- Stored dataset items -
⟨

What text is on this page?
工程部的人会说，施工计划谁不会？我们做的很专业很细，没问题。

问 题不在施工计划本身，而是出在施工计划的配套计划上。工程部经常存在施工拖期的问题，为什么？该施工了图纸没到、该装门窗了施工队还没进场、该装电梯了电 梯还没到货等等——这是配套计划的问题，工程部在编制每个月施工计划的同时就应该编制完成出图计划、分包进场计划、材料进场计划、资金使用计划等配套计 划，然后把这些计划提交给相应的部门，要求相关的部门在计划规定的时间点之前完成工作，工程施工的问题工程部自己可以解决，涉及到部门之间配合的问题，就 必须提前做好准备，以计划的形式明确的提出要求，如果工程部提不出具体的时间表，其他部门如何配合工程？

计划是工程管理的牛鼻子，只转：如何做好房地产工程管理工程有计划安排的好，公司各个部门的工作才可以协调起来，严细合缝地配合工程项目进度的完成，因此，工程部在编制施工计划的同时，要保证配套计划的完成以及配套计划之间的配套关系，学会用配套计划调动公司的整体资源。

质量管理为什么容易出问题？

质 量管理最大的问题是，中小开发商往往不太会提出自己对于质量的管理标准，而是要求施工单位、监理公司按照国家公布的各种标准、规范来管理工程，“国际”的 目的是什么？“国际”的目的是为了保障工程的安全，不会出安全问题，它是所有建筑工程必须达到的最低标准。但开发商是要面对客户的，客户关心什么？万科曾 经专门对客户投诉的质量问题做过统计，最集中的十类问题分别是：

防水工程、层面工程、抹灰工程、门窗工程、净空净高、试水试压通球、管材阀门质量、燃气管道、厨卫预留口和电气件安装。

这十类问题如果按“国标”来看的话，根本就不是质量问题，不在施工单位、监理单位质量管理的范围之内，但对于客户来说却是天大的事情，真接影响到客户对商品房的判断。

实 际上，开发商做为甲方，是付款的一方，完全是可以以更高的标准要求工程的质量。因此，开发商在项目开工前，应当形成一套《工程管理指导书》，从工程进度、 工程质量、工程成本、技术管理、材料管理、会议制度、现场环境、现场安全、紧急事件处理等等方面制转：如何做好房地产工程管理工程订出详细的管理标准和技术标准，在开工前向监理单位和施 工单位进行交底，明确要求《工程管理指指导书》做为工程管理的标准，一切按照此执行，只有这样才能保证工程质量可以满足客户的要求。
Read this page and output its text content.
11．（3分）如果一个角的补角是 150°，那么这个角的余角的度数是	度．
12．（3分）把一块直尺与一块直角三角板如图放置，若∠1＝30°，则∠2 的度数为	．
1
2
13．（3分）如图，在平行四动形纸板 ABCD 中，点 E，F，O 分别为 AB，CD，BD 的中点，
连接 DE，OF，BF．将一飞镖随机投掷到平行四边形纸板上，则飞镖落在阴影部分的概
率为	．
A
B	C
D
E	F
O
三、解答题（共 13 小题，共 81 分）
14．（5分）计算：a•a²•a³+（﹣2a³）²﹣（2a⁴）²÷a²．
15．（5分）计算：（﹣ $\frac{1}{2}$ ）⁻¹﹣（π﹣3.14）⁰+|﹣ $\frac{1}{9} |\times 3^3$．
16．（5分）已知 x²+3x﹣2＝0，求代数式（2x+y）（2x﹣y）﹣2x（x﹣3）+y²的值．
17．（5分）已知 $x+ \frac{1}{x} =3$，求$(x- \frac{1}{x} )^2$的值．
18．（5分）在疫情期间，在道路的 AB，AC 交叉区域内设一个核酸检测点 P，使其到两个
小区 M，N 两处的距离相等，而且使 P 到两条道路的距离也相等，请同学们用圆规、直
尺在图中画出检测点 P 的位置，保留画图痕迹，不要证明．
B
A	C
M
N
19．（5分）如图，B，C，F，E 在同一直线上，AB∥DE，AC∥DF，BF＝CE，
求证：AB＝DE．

⟩

- WRITTEN EXERCISE -
Using the entries above, tally how many lines have the word "frac" in them; write the number and nothing more.

- PROBLEM SOLUTION -
2